### Short task
Copy the data that follows exactly. Include no pictures.

### Records for this task

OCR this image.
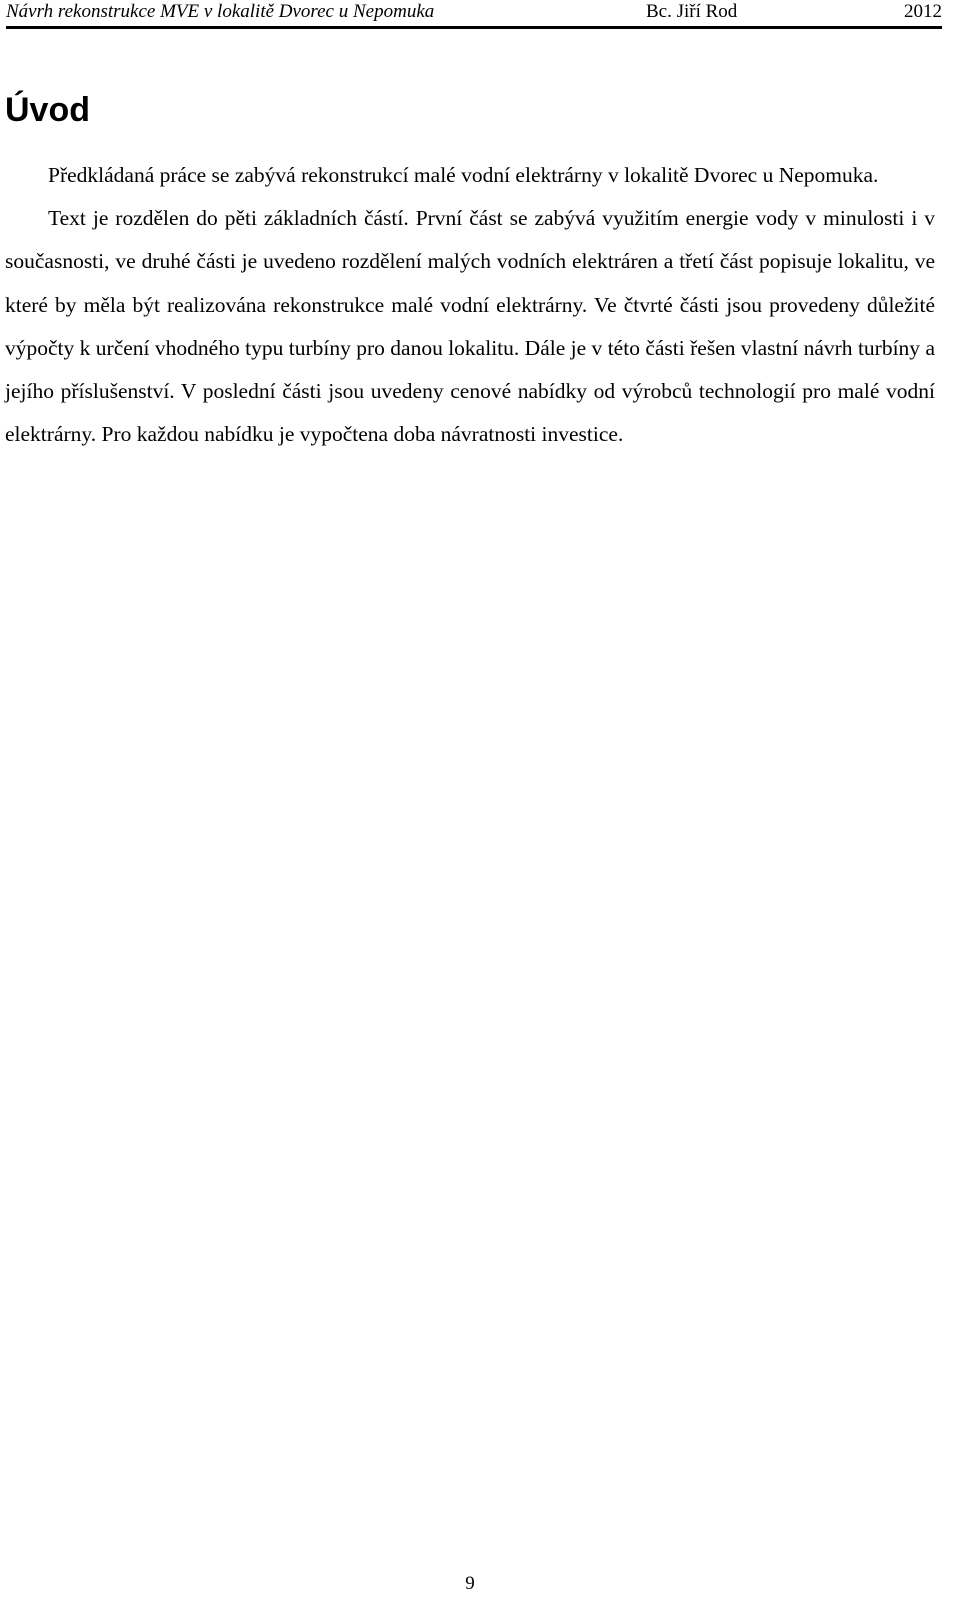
Návrh rekonstrukce MVE v lokalitě Dvorec u Nepomuka	Bc. Jiří Rod	2012
Úvod

Předkládaná práce se zabývá rekonstrukcí malé vodní elektrárny v lokalitě Dvorec u Nepomuka.

Text je rozdělen do pěti základních částí. První část se zabývá využitím energie vody v minulosti i v současnosti, ve druhé části je uvedeno rozdělení malých vodních elektráren a třetí část popisuje lokalitu, ve které by měla být realizována rekonstrukce malé vodní elektrárny. Ve čtvrté části jsou provedeny důležité výpočty k určení vhodného typu turbíny pro danou lokalitu. Dále je v této části řešen vlastní návrh turbíny a jejího příslušenství. V poslední části jsou uvedeny cenové nabídky od výrobců technologií pro malé vodní elektrárny. Pro každou nabídku je vypočtena doba návratnosti investice.

9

### Result
OCR this image.
Návrh rekonstrukce MVE v lokalitě Dvorec u Nepomuka	Bc. Jiří Rod	2012
Úvod

Předkládaná práce se zabývá rekonstrukcí malé vodní elektrárny v lokalitě Dvorec u Nepomuka.

Text je rozdělen do pěti základních částí. První část se zabývá využitím energie vody v minulosti i v současnosti, ve druhé části je uvedeno rozdělení malých vodních elektráren a třetí část popisuje lokalitu, ve které by měla být realizována rekonstrukce malé vodní elektrárny. Ve čtvrté části jsou provedeny důležité výpočty k určení vhodného typu turbíny pro danou lokalitu. Dále je v této části řešen vlastní návrh turbíny a jejího příslušenství. V poslední části jsou uvedeny cenové nabídky od výrobců technologií pro malé vodní elektrárny. Pro každou nabídku je vypočtena doba návratnosti investice.

9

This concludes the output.